Exercise requirements: Go through the listing and set it down exactly, leaving out its pictures.

Input material:
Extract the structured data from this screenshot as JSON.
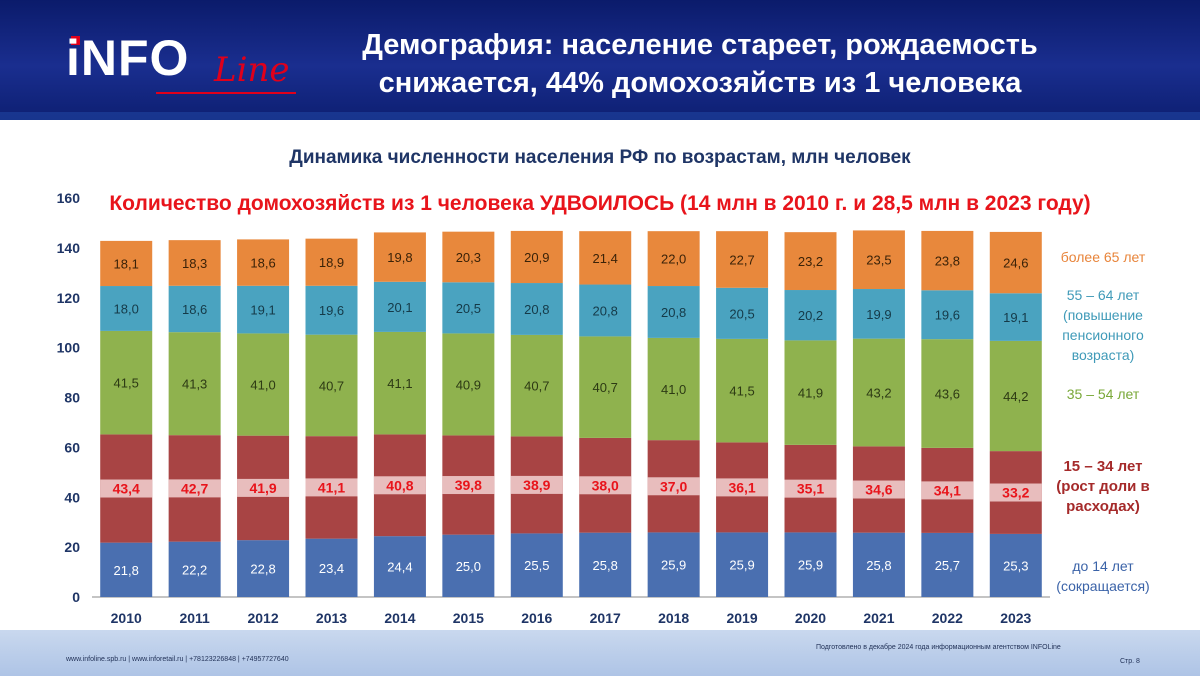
{
  "header": {
    "logo_main": "iNFO",
    "logo_script": "Line",
    "title_line1": "Демография: население стареет, рождаемость",
    "title_line2": "снижается, 44% домохозяйств из 1 человека"
  },
  "chart_data": {
    "type": "bar",
    "stacked": true,
    "title": "Динамика численности населения РФ по возрастам, млн человек",
    "annotation": "Количество домохозяйств из 1 человека УДВОИЛОСЬ (14 млн в 2010 г. и 28,5 млн в 2023 году)",
    "categories": [
      "2010",
      "2011",
      "2012",
      "2013",
      "2014",
      "2015",
      "2016",
      "2017",
      "2018",
      "2019",
      "2020",
      "2021",
      "2022",
      "2023"
    ],
    "ylim": [
      0,
      160
    ],
    "yticks": [
      0,
      20,
      40,
      60,
      80,
      100,
      120,
      140,
      160
    ],
    "grid": false,
    "legend_position": "right",
    "series": [
      {
        "key": "s14",
        "color": "#4a6fb0",
        "label_color": "#ffffff",
        "values": [
          21.8,
          22.2,
          22.8,
          23.4,
          24.4,
          25.0,
          25.5,
          25.8,
          25.9,
          25.9,
          25.9,
          25.8,
          25.7,
          25.3
        ],
        "labels": [
          "21,8",
          "22,2",
          "22,8",
          "23,4",
          "24,4",
          "25,0",
          "25,5",
          "25,8",
          "25,9",
          "25,9",
          "25,9",
          "25,8",
          "25,7",
          "25,3"
        ]
      },
      {
        "key": "s15",
        "color": "#a84444",
        "label_color": "#e8141b",
        "label_bg": "#f3d2d2",
        "values": [
          43.4,
          42.7,
          41.9,
          41.1,
          40.8,
          39.8,
          38.9,
          38.0,
          37.0,
          36.1,
          35.1,
          34.6,
          34.1,
          33.2
        ],
        "labels": [
          "43,4",
          "42,7",
          "41,9",
          "41,1",
          "40,8",
          "39,8",
          "38,9",
          "38,0",
          "37,0",
          "36,1",
          "35,1",
          "34,6",
          "34,1",
          "33,2"
        ]
      },
      {
        "key": "s35",
        "color": "#8fb24e",
        "label_color": "#2d3a14",
        "values": [
          41.5,
          41.3,
          41.0,
          40.7,
          41.1,
          40.9,
          40.7,
          40.7,
          41.0,
          41.5,
          41.9,
          43.2,
          43.6,
          44.2
        ],
        "labels": [
          "41,5",
          "41,3",
          "41,0",
          "40,7",
          "41,1",
          "40,9",
          "40,7",
          "40,7",
          "41,0",
          "41,5",
          "41,9",
          "43,2",
          "43,6",
          "44,2"
        ]
      },
      {
        "key": "s55",
        "color": "#4aa3c0",
        "label_color": "#153a48",
        "values": [
          18.0,
          18.6,
          19.1,
          19.6,
          20.1,
          20.5,
          20.8,
          20.8,
          20.8,
          20.5,
          20.2,
          19.9,
          19.6,
          19.1
        ],
        "labels": [
          "18,0",
          "18,6",
          "19,1",
          "19,6",
          "20,1",
          "20,5",
          "20,8",
          "20,8",
          "20,8",
          "20,5",
          "20,2",
          "19,9",
          "19,6",
          "19,1"
        ]
      },
      {
        "key": "s65",
        "color": "#e8883c",
        "label_color": "#3a2208",
        "values": [
          18.1,
          18.3,
          18.6,
          18.9,
          19.8,
          20.3,
          20.9,
          21.4,
          22.0,
          22.7,
          23.2,
          23.5,
          23.8,
          24.6
        ],
        "labels": [
          "18,1",
          "18,3",
          "18,6",
          "18,9",
          "19,8",
          "20,3",
          "20,9",
          "21,4",
          "22,0",
          "22,7",
          "23,2",
          "23,5",
          "23,8",
          "24,6"
        ]
      }
    ]
  },
  "legend": {
    "s65": "более 65 лет",
    "s55_1": "55 – 64 лет",
    "s55_2": "(повышение",
    "s55_3": "пенсионного",
    "s55_4": "возраста)",
    "s35": "35 – 54 лет",
    "s15_1": "15 – 34 лет",
    "s15_2": "(рост доли в",
    "s15_3": "расходах)",
    "s14_1": "до 14 лет",
    "s14_2": "(сокращается)"
  },
  "footer": {
    "contacts": "www.infoline.spb.ru | www.inforetail.ru | +78123226848 | +74957727640",
    "prepared": "Подготовлено в декабре 2024 года информационным агентством INFOLine",
    "page": "Стр. 8"
  },
  "colors": {
    "header_bg": "#14288a",
    "title_text": "#1f3566",
    "highlight": "#e8141b"
  }
}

Problem solution:
Extract the structured data from this screenshot as JSON.
{
  "header": {
    "logo_main": "iNFO",
    "logo_script": "Line",
    "title_line1": "Демография: население стареет, рождаемость",
    "title_line2": "снижается, 44% домохозяйств из 1 человека"
  },
  "chart_data": {
    "type": "bar",
    "stacked": true,
    "title": "Динамика численности населения РФ по возрастам, млн человек",
    "annotation": "Количество домохозяйств из 1 человека УДВОИЛОСЬ (14 млн в 2010 г. и 28,5 млн в 2023 году)",
    "categories": [
      "2010",
      "2011",
      "2012",
      "2013",
      "2014",
      "2015",
      "2016",
      "2017",
      "2018",
      "2019",
      "2020",
      "2021",
      "2022",
      "2023"
    ],
    "ylim": [
      0,
      160
    ],
    "yticks": [
      0,
      20,
      40,
      60,
      80,
      100,
      120,
      140,
      160
    ],
    "grid": false,
    "legend_position": "right",
    "series": [
      {
        "key": "s14",
        "color": "#4a6fb0",
        "label_color": "#ffffff",
        "values": [
          21.8,
          22.2,
          22.8,
          23.4,
          24.4,
          25.0,
          25.5,
          25.8,
          25.9,
          25.9,
          25.9,
          25.8,
          25.7,
          25.3
        ],
        "labels": [
          "21,8",
          "22,2",
          "22,8",
          "23,4",
          "24,4",
          "25,0",
          "25,5",
          "25,8",
          "25,9",
          "25,9",
          "25,9",
          "25,8",
          "25,7",
          "25,3"
        ]
      },
      {
        "key": "s15",
        "color": "#a84444",
        "label_color": "#e8141b",
        "label_bg": "#f3d2d2",
        "values": [
          43.4,
          42.7,
          41.9,
          41.1,
          40.8,
          39.8,
          38.9,
          38.0,
          37.0,
          36.1,
          35.1,
          34.6,
          34.1,
          33.2
        ],
        "labels": [
          "43,4",
          "42,7",
          "41,9",
          "41,1",
          "40,8",
          "39,8",
          "38,9",
          "38,0",
          "37,0",
          "36,1",
          "35,1",
          "34,6",
          "34,1",
          "33,2"
        ]
      },
      {
        "key": "s35",
        "color": "#8fb24e",
        "label_color": "#2d3a14",
        "values": [
          41.5,
          41.3,
          41.0,
          40.7,
          41.1,
          40.9,
          40.7,
          40.7,
          41.0,
          41.5,
          41.9,
          43.2,
          43.6,
          44.2
        ],
        "labels": [
          "41,5",
          "41,3",
          "41,0",
          "40,7",
          "41,1",
          "40,9",
          "40,7",
          "40,7",
          "41,0",
          "41,5",
          "41,9",
          "43,2",
          "43,6",
          "44,2"
        ]
      },
      {
        "key": "s55",
        "color": "#4aa3c0",
        "label_color": "#153a48",
        "values": [
          18.0,
          18.6,
          19.1,
          19.6,
          20.1,
          20.5,
          20.8,
          20.8,
          20.8,
          20.5,
          20.2,
          19.9,
          19.6,
          19.1
        ],
        "labels": [
          "18,0",
          "18,6",
          "19,1",
          "19,6",
          "20,1",
          "20,5",
          "20,8",
          "20,8",
          "20,8",
          "20,5",
          "20,2",
          "19,9",
          "19,6",
          "19,1"
        ]
      },
      {
        "key": "s65",
        "color": "#e8883c",
        "label_color": "#3a2208",
        "values": [
          18.1,
          18.3,
          18.6,
          18.9,
          19.8,
          20.3,
          20.9,
          21.4,
          22.0,
          22.7,
          23.2,
          23.5,
          23.8,
          24.6
        ],
        "labels": [
          "18,1",
          "18,3",
          "18,6",
          "18,9",
          "19,8",
          "20,3",
          "20,9",
          "21,4",
          "22,0",
          "22,7",
          "23,2",
          "23,5",
          "23,8",
          "24,6"
        ]
      }
    ]
  },
  "legend": {
    "s65": "более 65 лет",
    "s55_1": "55 – 64 лет",
    "s55_2": "(повышение",
    "s55_3": "пенсионного",
    "s55_4": "возраста)",
    "s35": "35 – 54 лет",
    "s15_1": "15 – 34 лет",
    "s15_2": "(рост доли в",
    "s15_3": "расходах)",
    "s14_1": "до 14 лет",
    "s14_2": "(сокращается)"
  },
  "footer": {
    "contacts": "www.infoline.spb.ru | www.inforetail.ru | +78123226848 | +74957727640",
    "prepared": "Подготовлено в декабре 2024 года информационным агентством INFOLine",
    "page": "Стр. 8"
  },
  "colors": {
    "header_bg": "#14288a",
    "title_text": "#1f3566",
    "highlight": "#e8141b"
  }
}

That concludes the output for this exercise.